━━━ TASK DATA ━━━

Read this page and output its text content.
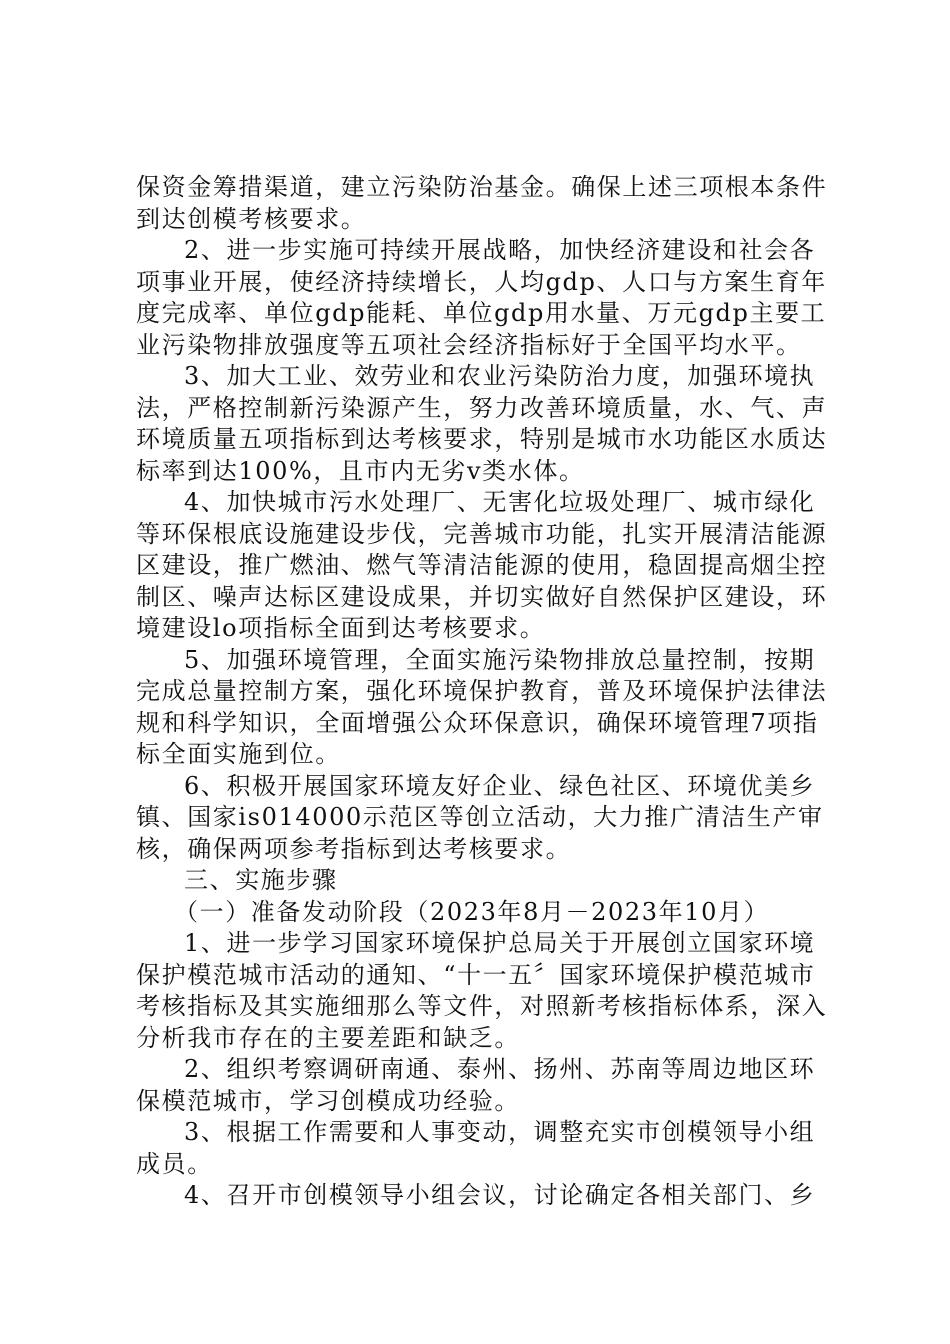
保资金筹措渠道，建立污染防治基金。确保上述三项根本条件
到达创模考核要求。
2、进一步实施可持续开展战略，加快经济建设和社会各
项事业开展，使经济持续增长，人均gdp、人口与方案生育年
度完成率、单位gdp能耗、单位gdp用水量、万元gdp主要工
业污染物排放强度等五项社会经济指标好于全国平均水平。
3、加大工业、效劳业和农业污染防治力度，加强环境执
法，严格控制新污染源产生，努力改善环境质量，水、气、声
环境质量五项指标到达考核要求，特别是城市水功能区水质达
标率到达100%，且市内无劣v类水体。
4、加快城市污水处理厂、无害化垃圾处理厂、城市绿化
等环保根底设施建设步伐，完善城市功能，扎实开展清洁能源
区建设，推广燃油、燃气等清洁能源的使用，稳固提高烟尘控
制区、噪声达标区建设成果，并切实做好自然保护区建设，环
境建设lo项指标全面到达考核要求。
5、加强环境管理，全面实施污染物排放总量控制，按期
完成总量控制方案，强化环境保护教育，普及环境保护法律法
规和科学知识，全面增强公众环保意识，确保环境管理7项指
标全面实施到位。
6、积极开展国家环境友好企业、绿色社区、环境优美乡
镇、国家is014000示范区等创立活动，大力推广清洁生产审
核，确保两项参考指标到达考核要求。
三、实施步骤
（一）准备发动阶段（2023年8月－2023年10月）
1、进一步学习国家环境保护总局关于开展创立国家环境
保护模范城市活动的通知、“十一五〞国家环境保护模范城市
考核指标及其实施细那么等文件，对照新考核指标体系，深入
分析我市存在的主要差距和缺乏。
2、组织考察调研南通、泰州、扬州、苏南等周边地区环
保模范城市，学习创模成功经验。
3、根据工作需要和人事变动，调整充实市创模领导小组
成员。
4、召开市创模领导小组会议，讨论确定各相关部门、乡
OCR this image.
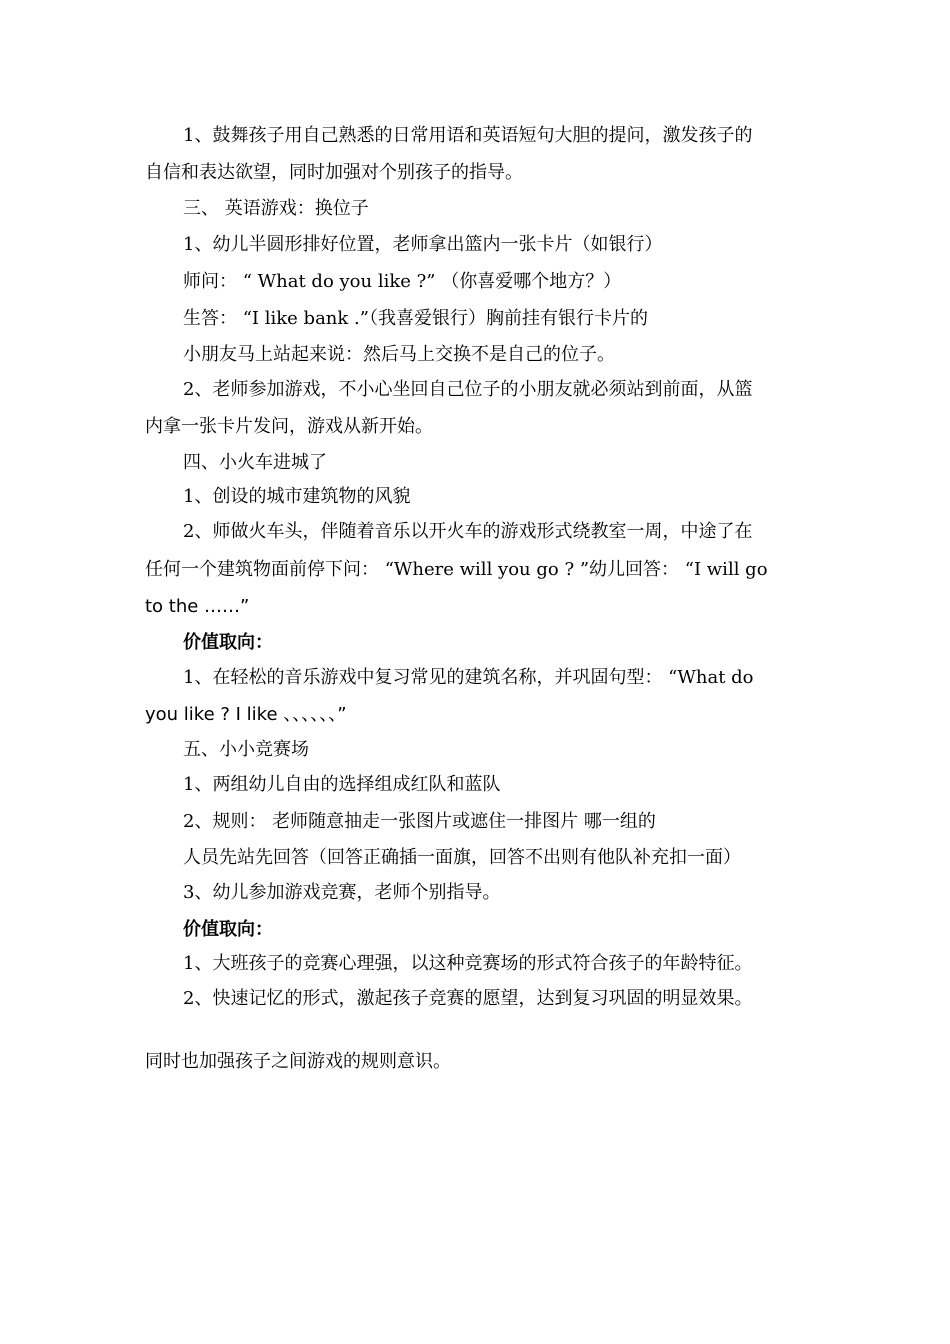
1、鼓舞孩子用自己熟悉的日常用语和英语短句大胆的提问，激发孩子的
自信和表达欲望，同时加强对个别孩子的指导。
三、 英语游戏：换位子
1、幼儿半圆形排好位置，老师拿出篮内一张卡片（如银行）
师问： “ What do you like ?” （你喜爱哪个地方？）
生答： “I like bank .”（我喜爱银行）胸前挂有银行卡片的
小朋友马上站起来说：然后马上交换不是自己的位子。
2、老师参加游戏，不小心坐回自己位子的小朋友就必须站到前面，从篮
内拿一张卡片发问，游戏从新开始。
四、小火车进城了
1、创设的城市建筑物的风貌
2、师做火车头，伴随着音乐以开火车的游戏形式绕教室一周，中途了在
任何一个建筑物面前停下问： “Where will you go ? ”幼儿回答： “I will go
to the ……”
价值取向：
1、在轻松的音乐游戏中复习常见的建筑名称，并巩固句型： “What do
you like ? I like 、、、、、、”
五、小小竞赛场
1、两组幼儿自由的选择组成红队和蓝队
2、规则： 老师随意抽走一张图片或遮住一排图片 哪一组的
人员先站先回答（回答正确插一面旗，回答不出则有他队补充扣一面）
3、幼儿参加游戏竞赛，老师个别指导。
价值取向：
1、大班孩子的竞赛心理强，以这种竞赛场的形式符合孩子的年龄特征。
2、快速记忆的形式，激起孩子竞赛的愿望，达到复习巩固的明显效果。
同时也加强孩子之间游戏的规则意识。
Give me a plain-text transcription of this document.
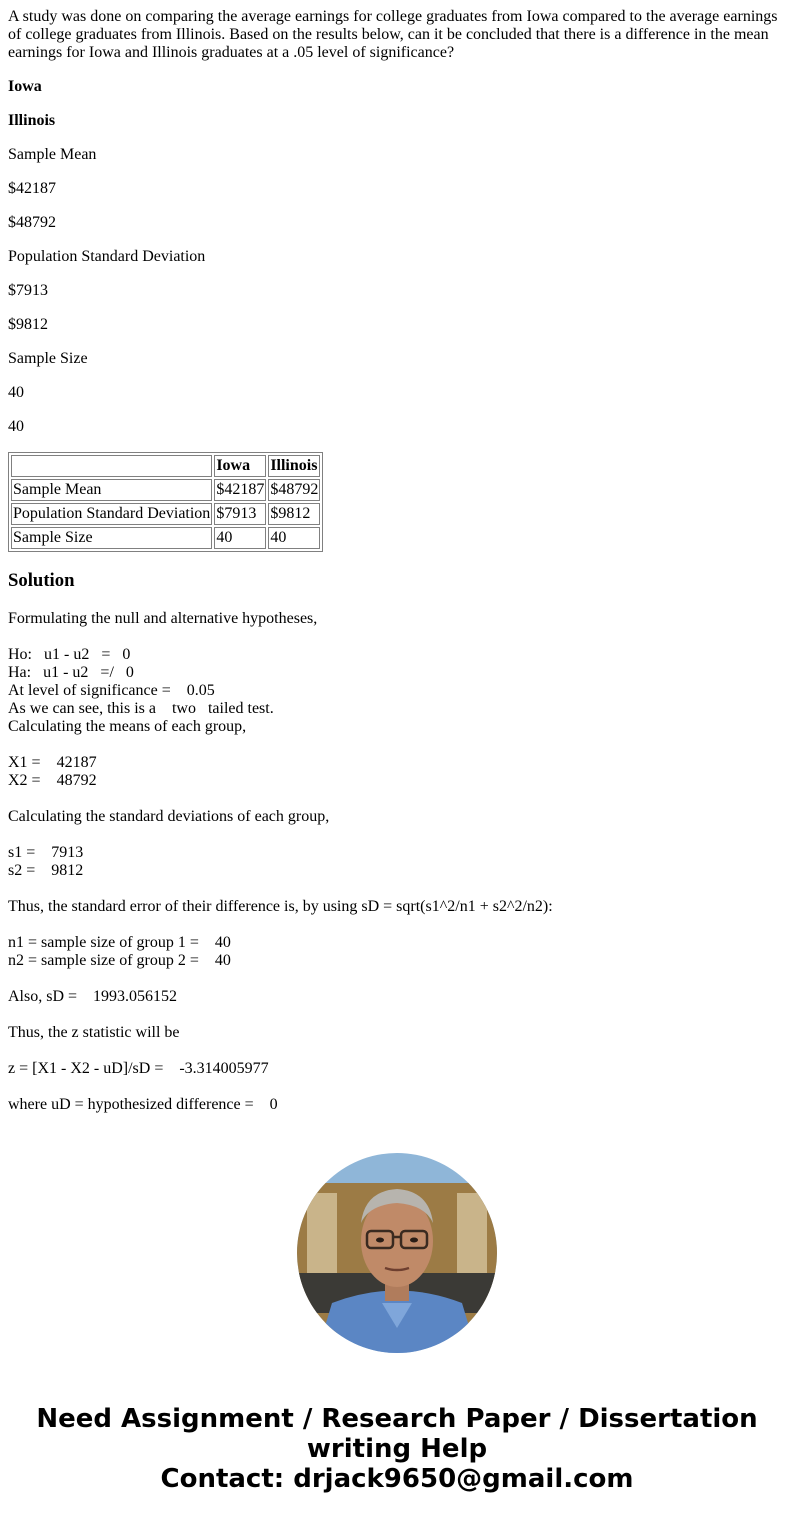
A study was done on comparing the average earnings for college graduates from Iowa compared to the average earnings of college graduates from Illinois. Based on the results below, can it be concluded that there is a difference in the mean earnings for Iowa and Illinois graduates at a .05 level of significance?

Iowa

Illinois

Sample Mean

$42187

$48792

Population Standard Deviation

$7913

$9812

Sample Size

40

40

	Iowa	Illinois
Sample Mean	$42187	$48792
Population Standard Deviation	$7913	$9812
Sample Size	40	40
Solution
Formulating the null and alternative hypotheses,
Ho:   u1 - u2   =   0
Ha:   u1 - u2   =/   0
At level of significance =    0.05
As we can see, this is a    two   tailed test.
Calculating the means of each group,
X1 =    42187
X2 =    48792
Calculating the standard deviations of each group,
s1 =    7913
s2 =    9812
Thus, the standard error of their difference is, by using sD = sqrt(s1^2/n1 + s2^2/n2):
n1 = sample size of group 1 =    40
n2 = sample size of group 2 =    40
Also, sD =    1993.056152
Thus, the z statistic will be
z = [X1 - X2 - uD]/sD =    -3.314005977
where uD = hypothesized difference =    0
Need Assignment / Research Paper / Dissertation
writing Help
Contact: drjack9650@gmail.com
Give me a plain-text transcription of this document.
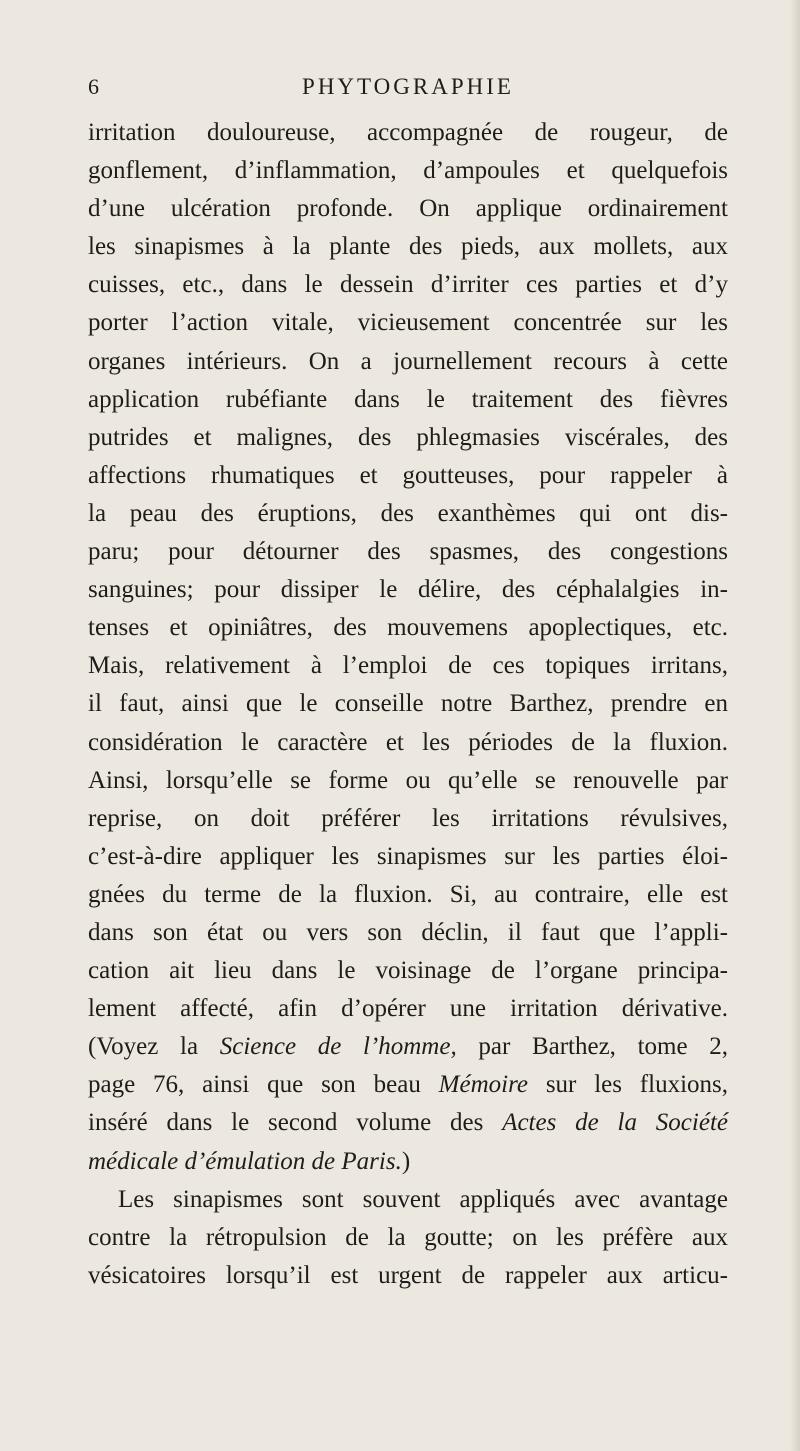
6	PHYTOGRAPHIE
irritation douloureuse, accompagnée de rougeur, de
gonflement, d’inflammation, d’ampoules et quelquefois
d’une ulcération profonde. On applique ordinairement
les sinapismes à la plante des pieds, aux mollets, aux
cuisses, etc., dans le dessein d’irriter ces parties et d’y
porter l’action vitale, vicieusement concentrée sur les
organes intérieurs. On a journellement recours à cette
application rubéfiante dans le traitement des fièvres
putrides et malignes, des phlegmasies viscérales, des
affections rhumatiques et goutteuses, pour rappeler à
la peau des éruptions, des exanthèmes qui ont dis-
paru; pour détourner des spasmes, des congestions
sanguines; pour dissiper le délire, des céphalalgies in-
tenses et opiniâtres, des mouvemens apoplectiques, etc.
Mais, relativement à l’emploi de ces topiques irritans,
il faut, ainsi que le conseille notre Barthez, prendre en
considération le caractère et les périodes de la fluxion.
Ainsi, lorsqu’elle se forme ou qu’elle se renouvelle par
reprise, on doit préférer les irritations révulsives,
c’est-à-dire appliquer les sinapismes sur les parties éloi-
gnées du terme de la fluxion. Si, au contraire, elle est
dans son état ou vers son déclin, il faut que l’appli-
cation ait lieu dans le voisinage de l’organe principa-
lement affecté, afin d’opérer une irritation dérivative.
(Voyez la Science de l’homme, par Barthez, tome 2,
page 76, ainsi que son beau Mémoire sur les fluxions,
inséré dans le second volume des Actes de la Société
médicale d’émulation de Paris.)
Les sinapismes sont souvent appliqués avec avantage
contre la rétropulsion de la goutte; on les préfère aux
vésicatoires lorsqu’il est urgent de rappeler aux articu-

━━━

> DIRECTIONS FOR THIS TASK
Return each line of the data, keeping its wording exact and omitting pictures.

> FINISHED TASK
Read this page and output its text content.
保资金筹措渠道，建立污染防治基金。确保上述三项根本条件
到达创模考核要求。
2、进一步实施可持续开展战略，加快经济建设和社会各
项事业开展，使经济持续增长，人均gdp、人口与方案生育年
度完成率、单位gdp能耗、单位gdp用水量、万元gdp主要工
业污染物排放强度等五项社会经济指标好于全国平均水平。
3、加大工业、效劳业和农业污染防治力度，加强环境执
法，严格控制新污染源产生，努力改善环境质量，水、气、声
环境质量五项指标到达考核要求，特别是城市水功能区水质达
标率到达100%，且市内无劣v类水体。
4、加快城市污水处理厂、无害化垃圾处理厂、城市绿化
等环保根底设施建设步伐，完善城市功能，扎实开展清洁能源
区建设，推广燃油、燃气等清洁能源的使用，稳固提高烟尘控
制区、噪声达标区建设成果，并切实做好自然保护区建设，环
境建设lo项指标全面到达考核要求。
5、加强环境管理，全面实施污染物排放总量控制，按期
完成总量控制方案，强化环境保护教育，普及环境保护法律法
规和科学知识，全面增强公众环保意识，确保环境管理7项指
标全面实施到位。
6、积极开展国家环境友好企业、绿色社区、环境优美乡
镇、国家is014000示范区等创立活动，大力推广清洁生产审
核，确保两项参考指标到达考核要求。
三、实施步骤
（一）准备发动阶段（2023年8月－2023年10月）
1、进一步学习国家环境保护总局关于开展创立国家环境
保护模范城市活动的通知、“十一五〞国家环境保护模范城市
考核指标及其实施细那么等文件，对照新考核指标体系，深入
分析我市存在的主要差距和缺乏。
2、组织考察调研南通、泰州、扬州、苏南等周边地区环
保模范城市，学习创模成功经验。
3、根据工作需要和人事变动，调整充实市创模领导小组
成员。
4、召开市创模领导小组会议，讨论确定各相关部门、乡
OCR this image.
1、鼓舞孩子用自己熟悉的日常用语和英语短句大胆的提问，激发孩子的
自信和表达欲望，同时加强对个别孩子的指导。
三、 英语游戏：换位子
1、幼儿半圆形排好位置，老师拿出篮内一张卡片（如银行）
师问： “ What do you like ?” （你喜爱哪个地方？）
生答： “I like bank .”（我喜爱银行）胸前挂有银行卡片的
小朋友马上站起来说：然后马上交换不是自己的位子。
2、老师参加游戏，不小心坐回自己位子的小朋友就必须站到前面，从篮
内拿一张卡片发问，游戏从新开始。
四、小火车进城了
1、创设的城市建筑物的风貌
2、师做火车头，伴随着音乐以开火车的游戏形式绕教室一周，中途了在
任何一个建筑物面前停下问： “Where will you go ? ”幼儿回答： “I will go
to the ……”
价值取向：
1、在轻松的音乐游戏中复习常见的建筑名称，并巩固句型： “What do
you like ? I like 、、、、、、”
五、小小竞赛场
1、两组幼儿自由的选择组成红队和蓝队
2、规则： 老师随意抽走一张图片或遮住一排图片 哪一组的
人员先站先回答（回答正确插一面旗，回答不出则有他队补充扣一面）
3、幼儿参加游戏竞赛，老师个别指导。
价值取向：
1、大班孩子的竞赛心理强，以这种竞赛场的形式符合孩子的年龄特征。
2、快速记忆的形式，激起孩子竞赛的愿望，达到复习巩固的明显效果。
同时也加强孩子之间游戏的规则意识。
Give me a plain-text transcription of this document.
A study was done on comparing the average earnings for college graduates from Iowa compared to the average earnings of college graduates from Illinois. Based on the results below, can it be concluded that there is a difference in the mean earnings for Iowa and Illinois graduates at a .05 level of significance?

Iowa

Illinois

Sample Mean

$42187

$48792

Population Standard Deviation

$7913

$9812

Sample Size

40

40

	Iowa	Illinois
Sample Mean	$42187	$48792
Population Standard Deviation	$7913	$9812
Sample Size	40	40
Solution
Formulating the null and alternative hypotheses,
Ho:   u1 - u2   =   0
Ha:   u1 - u2   =/   0
At level of significance =    0.05
As we can see, this is a    two   tailed test.
Calculating the means of each group,
X1 =    42187
X2 =    48792
Calculating the standard deviations of each group,
s1 =    7913
s2 =    9812
Thus, the standard error of their difference is, by using sD = sqrt(s1^2/n1 + s2^2/n2):
n1 = sample size of group 1 =    40
n2 = sample size of group 2 =    40
Also, sD =    1993.056152
Thus, the z statistic will be
z = [X1 - X2 - uD]/sD =    -3.314005977
where uD = hypothesized difference =    0
Need Assignment / Research Paper / Dissertation
writing Help
Contact: drjack9650@gmail.com
Give me a plain-text transcription of this document.
6	PHYTOGRAPHIE
irritation douloureuse, accompagnée de rougeur, de
gonflement, d’inflammation, d’ampoules et quelquefois
d’une ulcération profonde. On applique ordinairement
les sinapismes à la plante des pieds, aux mollets, aux
cuisses, etc., dans le dessein d’irriter ces parties et d’y
porter l’action vitale, vicieusement concentrée sur les
organes intérieurs. On a journellement recours à cette
application rubéfiante dans le traitement des fièvres
putrides et malignes, des phlegmasies viscérales, des
affections rhumatiques et goutteuses, pour rappeler à
la peau des éruptions, des exanthèmes qui ont dis-
paru; pour détourner des spasmes, des congestions
sanguines; pour dissiper le délire, des céphalalgies in-
tenses et opiniâtres, des mouvemens apoplectiques, etc.
Mais, relativement à l’emploi de ces topiques irritans,
il faut, ainsi que le conseille notre Barthez, prendre en
considération le caractère et les périodes de la fluxion.
Ainsi, lorsqu’elle se forme ou qu’elle se renouvelle par
reprise, on doit préférer les irritations révulsives,
c’est-à-dire appliquer les sinapismes sur les parties éloi-
gnées du terme de la fluxion. Si, au contraire, elle est
dans son état ou vers son déclin, il faut que l’appli-
cation ait lieu dans le voisinage de l’organe principa-
lement affecté, afin d’opérer une irritation dérivative.
(Voyez la Science de l’homme, par Barthez, tome 2,
page 76, ainsi que son beau Mémoire sur les fluxions,
inséré dans le second volume des Actes de la Société
médicale d’émulation de Paris.)
Les sinapismes sont souvent appliqués avec avantage
contre la rétropulsion de la goutte; on les préfère aux
vésicatoires lorsqu’il est urgent de rappeler aux articu-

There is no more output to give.